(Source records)

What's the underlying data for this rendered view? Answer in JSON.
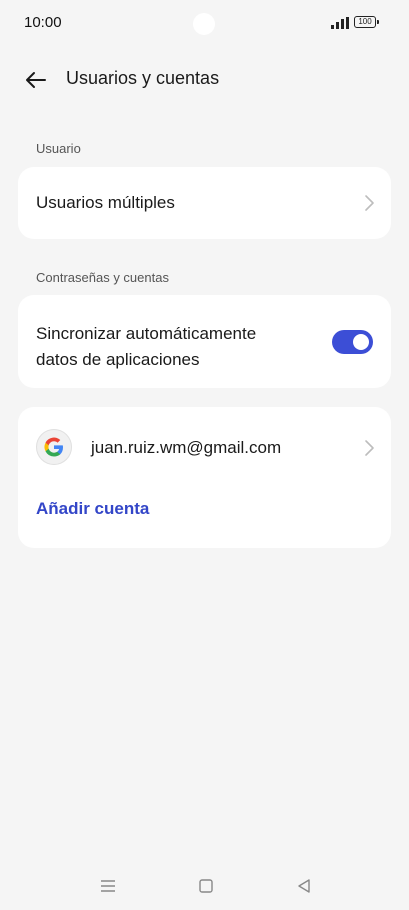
{
  "status": {
    "time": "10:00",
    "battery": "100"
  },
  "header": {
    "title": "Usuarios y cuentas"
  },
  "sections": {
    "user_label": "Usuario",
    "accounts_label": "Contraseñas y cuentas"
  },
  "users": {
    "multiple_label": "Usuarios múltiples"
  },
  "sync": {
    "label_line1": "Sincronizar automáticamente",
    "label_line2": "datos de aplicaciones",
    "enabled": true
  },
  "accounts": {
    "items": [
      {
        "email": "juan.ruiz.wm@gmail.com",
        "provider_icon": "google-icon"
      }
    ],
    "add_label": "Añadir cuenta"
  },
  "colors": {
    "accent": "#3c4ed6",
    "link": "#3346c8",
    "background": "#f5f5f5"
  },
  "nav": {
    "icons": [
      "menu-icon",
      "home-icon",
      "back-triangle-icon"
    ]
  }
}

=== WHAT TO WORK ON ===
Reproduce the data above in full, exactly as it is, with the pictures left out.

=== CORRECT ANSWER ===
What's the underlying data for this rendered view? Answer in JSON.
{
  "status": {
    "time": "10:00",
    "battery": "100"
  },
  "header": {
    "title": "Usuarios y cuentas"
  },
  "sections": {
    "user_label": "Usuario",
    "accounts_label": "Contraseñas y cuentas"
  },
  "users": {
    "multiple_label": "Usuarios múltiples"
  },
  "sync": {
    "label_line1": "Sincronizar automáticamente",
    "label_line2": "datos de aplicaciones",
    "enabled": true
  },
  "accounts": {
    "items": [
      {
        "email": "juan.ruiz.wm@gmail.com",
        "provider_icon": "google-icon"
      }
    ],
    "add_label": "Añadir cuenta"
  },
  "colors": {
    "accent": "#3c4ed6",
    "link": "#3346c8",
    "background": "#f5f5f5"
  },
  "nav": {
    "icons": [
      "menu-icon",
      "home-icon",
      "back-triangle-icon"
    ]
  }
}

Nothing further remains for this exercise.